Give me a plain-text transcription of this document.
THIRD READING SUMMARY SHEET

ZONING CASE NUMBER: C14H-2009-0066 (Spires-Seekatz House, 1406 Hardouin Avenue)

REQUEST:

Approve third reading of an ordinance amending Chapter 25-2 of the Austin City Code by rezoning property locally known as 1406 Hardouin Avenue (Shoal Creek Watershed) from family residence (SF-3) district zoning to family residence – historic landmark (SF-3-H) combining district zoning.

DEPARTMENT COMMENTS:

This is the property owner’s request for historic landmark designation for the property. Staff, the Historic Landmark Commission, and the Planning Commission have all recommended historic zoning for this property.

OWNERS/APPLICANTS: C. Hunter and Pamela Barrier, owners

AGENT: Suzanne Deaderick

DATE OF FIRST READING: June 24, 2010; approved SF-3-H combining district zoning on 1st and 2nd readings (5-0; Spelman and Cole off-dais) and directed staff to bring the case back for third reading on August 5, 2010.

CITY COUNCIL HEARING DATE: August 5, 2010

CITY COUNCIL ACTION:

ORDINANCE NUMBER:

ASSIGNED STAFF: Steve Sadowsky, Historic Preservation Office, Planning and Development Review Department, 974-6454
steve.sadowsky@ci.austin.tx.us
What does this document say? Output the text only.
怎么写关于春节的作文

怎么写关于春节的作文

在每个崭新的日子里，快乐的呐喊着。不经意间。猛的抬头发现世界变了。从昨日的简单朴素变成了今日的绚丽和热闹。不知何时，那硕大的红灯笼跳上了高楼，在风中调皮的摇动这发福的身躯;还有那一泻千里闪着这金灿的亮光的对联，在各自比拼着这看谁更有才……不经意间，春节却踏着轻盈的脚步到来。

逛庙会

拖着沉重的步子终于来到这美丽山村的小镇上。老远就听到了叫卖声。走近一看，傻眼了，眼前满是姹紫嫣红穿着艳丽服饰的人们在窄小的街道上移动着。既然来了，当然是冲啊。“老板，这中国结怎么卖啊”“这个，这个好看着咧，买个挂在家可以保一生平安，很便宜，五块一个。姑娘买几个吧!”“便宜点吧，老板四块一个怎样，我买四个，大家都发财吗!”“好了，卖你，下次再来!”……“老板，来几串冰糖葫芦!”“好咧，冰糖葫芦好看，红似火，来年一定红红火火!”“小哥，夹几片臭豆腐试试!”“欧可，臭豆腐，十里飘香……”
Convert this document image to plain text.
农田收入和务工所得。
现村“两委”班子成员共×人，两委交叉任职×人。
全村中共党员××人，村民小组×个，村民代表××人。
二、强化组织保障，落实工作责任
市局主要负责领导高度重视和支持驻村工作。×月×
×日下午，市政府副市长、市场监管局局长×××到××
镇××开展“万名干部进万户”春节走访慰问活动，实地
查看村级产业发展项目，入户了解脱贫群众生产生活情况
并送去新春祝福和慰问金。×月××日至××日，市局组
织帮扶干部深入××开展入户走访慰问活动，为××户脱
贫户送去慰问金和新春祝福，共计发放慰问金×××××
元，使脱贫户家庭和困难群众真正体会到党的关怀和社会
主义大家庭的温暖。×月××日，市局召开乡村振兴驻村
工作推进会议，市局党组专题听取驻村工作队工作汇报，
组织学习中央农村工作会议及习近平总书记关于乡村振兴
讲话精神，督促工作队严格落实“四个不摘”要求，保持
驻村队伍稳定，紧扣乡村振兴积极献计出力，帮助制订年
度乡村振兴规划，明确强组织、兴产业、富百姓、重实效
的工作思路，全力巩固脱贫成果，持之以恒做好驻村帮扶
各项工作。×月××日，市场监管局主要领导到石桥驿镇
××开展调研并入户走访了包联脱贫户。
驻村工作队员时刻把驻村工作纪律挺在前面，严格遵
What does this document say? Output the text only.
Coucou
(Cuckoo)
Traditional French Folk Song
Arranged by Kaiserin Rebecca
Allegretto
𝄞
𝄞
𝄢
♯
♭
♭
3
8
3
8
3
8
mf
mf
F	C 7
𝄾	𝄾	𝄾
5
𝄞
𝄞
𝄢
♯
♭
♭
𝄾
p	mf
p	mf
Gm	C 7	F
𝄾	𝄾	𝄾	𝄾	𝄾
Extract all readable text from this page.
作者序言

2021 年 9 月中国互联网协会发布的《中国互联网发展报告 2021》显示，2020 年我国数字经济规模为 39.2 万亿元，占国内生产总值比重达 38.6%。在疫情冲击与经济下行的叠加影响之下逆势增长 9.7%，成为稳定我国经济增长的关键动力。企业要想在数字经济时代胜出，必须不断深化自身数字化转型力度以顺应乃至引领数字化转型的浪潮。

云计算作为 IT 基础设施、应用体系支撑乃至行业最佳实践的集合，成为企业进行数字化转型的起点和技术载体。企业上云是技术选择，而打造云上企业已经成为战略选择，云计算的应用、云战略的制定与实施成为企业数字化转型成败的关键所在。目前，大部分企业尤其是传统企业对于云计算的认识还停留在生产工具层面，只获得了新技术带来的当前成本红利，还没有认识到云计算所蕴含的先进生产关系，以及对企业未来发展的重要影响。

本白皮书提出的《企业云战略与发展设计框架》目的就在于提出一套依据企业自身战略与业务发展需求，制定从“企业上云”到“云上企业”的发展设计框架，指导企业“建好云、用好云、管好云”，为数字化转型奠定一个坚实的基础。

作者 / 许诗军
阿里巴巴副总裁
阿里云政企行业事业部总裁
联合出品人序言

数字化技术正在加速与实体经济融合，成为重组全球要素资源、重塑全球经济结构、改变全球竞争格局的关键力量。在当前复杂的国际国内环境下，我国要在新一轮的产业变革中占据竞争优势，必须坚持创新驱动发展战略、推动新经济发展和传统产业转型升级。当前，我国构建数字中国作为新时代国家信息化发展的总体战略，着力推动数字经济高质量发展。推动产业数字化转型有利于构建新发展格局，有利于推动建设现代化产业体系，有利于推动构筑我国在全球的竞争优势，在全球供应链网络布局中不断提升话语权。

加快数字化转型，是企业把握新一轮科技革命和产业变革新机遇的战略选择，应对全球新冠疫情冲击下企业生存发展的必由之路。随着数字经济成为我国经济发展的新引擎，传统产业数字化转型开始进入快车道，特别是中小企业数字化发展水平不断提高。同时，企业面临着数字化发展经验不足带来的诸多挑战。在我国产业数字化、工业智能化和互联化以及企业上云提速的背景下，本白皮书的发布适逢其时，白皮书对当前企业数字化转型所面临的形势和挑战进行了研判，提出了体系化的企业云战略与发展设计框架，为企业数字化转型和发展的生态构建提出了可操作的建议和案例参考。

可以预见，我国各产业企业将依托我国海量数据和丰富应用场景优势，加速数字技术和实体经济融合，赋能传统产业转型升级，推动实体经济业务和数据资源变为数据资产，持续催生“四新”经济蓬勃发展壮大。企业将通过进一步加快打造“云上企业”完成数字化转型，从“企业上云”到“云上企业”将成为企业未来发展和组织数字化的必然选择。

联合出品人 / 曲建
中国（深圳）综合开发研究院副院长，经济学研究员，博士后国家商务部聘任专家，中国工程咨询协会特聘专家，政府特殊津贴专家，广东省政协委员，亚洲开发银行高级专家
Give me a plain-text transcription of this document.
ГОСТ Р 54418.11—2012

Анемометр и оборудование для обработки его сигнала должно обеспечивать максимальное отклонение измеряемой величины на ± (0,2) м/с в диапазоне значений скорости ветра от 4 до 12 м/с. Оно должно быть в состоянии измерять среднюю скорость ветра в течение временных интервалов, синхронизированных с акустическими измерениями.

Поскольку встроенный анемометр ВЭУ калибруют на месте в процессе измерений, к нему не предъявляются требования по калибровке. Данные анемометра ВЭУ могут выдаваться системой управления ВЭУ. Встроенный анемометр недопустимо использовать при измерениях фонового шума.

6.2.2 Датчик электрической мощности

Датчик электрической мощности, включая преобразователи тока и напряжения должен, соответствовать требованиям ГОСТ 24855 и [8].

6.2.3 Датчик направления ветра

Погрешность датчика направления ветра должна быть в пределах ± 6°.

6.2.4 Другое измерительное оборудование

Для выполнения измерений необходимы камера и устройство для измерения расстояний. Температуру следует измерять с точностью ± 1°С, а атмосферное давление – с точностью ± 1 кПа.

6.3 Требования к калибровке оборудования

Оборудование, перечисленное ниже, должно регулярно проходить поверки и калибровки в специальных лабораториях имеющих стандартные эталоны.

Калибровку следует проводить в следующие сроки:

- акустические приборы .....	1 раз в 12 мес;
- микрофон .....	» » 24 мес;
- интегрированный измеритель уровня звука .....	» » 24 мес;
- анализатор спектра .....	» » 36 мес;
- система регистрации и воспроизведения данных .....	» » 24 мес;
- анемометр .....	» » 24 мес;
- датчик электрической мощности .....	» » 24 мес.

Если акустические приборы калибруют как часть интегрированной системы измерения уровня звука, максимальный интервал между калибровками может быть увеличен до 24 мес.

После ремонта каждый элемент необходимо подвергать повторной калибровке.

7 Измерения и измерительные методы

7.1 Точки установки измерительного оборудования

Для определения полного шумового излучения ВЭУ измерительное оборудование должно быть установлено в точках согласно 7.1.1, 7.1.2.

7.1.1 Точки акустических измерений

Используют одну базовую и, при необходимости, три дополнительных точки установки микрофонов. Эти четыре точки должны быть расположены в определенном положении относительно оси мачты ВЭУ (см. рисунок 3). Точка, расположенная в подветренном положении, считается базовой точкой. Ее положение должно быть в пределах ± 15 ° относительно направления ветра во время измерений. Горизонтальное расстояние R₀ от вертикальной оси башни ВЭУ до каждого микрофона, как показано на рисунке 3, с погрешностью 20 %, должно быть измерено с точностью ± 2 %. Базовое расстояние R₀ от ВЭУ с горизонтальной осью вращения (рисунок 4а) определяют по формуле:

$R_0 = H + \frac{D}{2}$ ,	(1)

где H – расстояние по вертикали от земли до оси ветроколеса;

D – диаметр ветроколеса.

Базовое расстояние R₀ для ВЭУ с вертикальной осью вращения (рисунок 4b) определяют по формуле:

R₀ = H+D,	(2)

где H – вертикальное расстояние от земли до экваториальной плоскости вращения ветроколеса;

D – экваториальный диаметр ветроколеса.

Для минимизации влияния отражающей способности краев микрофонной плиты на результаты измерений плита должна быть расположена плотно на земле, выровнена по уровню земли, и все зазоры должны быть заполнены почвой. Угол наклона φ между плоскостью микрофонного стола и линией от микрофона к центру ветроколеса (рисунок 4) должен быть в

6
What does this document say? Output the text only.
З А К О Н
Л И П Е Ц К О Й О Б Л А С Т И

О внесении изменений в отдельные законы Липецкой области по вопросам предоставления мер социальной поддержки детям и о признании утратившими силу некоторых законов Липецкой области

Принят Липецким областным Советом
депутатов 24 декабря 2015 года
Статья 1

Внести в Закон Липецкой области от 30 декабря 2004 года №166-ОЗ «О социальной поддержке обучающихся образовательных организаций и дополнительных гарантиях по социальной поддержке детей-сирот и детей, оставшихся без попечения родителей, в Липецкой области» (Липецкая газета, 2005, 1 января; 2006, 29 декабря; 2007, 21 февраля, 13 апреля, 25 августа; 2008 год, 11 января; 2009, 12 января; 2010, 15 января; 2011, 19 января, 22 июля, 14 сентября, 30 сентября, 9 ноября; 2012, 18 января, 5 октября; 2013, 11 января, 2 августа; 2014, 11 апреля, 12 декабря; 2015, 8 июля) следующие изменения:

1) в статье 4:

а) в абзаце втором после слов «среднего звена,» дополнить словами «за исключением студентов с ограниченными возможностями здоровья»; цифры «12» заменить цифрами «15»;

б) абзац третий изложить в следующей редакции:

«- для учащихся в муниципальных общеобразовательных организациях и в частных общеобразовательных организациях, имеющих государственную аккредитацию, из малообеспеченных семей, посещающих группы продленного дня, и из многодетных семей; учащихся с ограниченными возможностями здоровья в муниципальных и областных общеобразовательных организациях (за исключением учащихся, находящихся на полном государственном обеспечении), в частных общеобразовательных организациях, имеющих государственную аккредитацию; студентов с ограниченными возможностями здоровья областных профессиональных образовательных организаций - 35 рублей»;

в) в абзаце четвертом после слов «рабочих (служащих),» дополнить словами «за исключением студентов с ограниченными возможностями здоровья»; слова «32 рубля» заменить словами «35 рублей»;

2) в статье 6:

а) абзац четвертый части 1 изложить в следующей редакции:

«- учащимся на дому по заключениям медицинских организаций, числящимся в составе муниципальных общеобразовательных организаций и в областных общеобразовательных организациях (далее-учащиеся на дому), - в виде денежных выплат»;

## [Goal of the exercise]
Which lines above hold the word "следующей"? Copy each of them.

## [Solution]
б) абзац третий изложить в следующей редакции:
а) абзац четвертый части 1 изложить в следующей редакции:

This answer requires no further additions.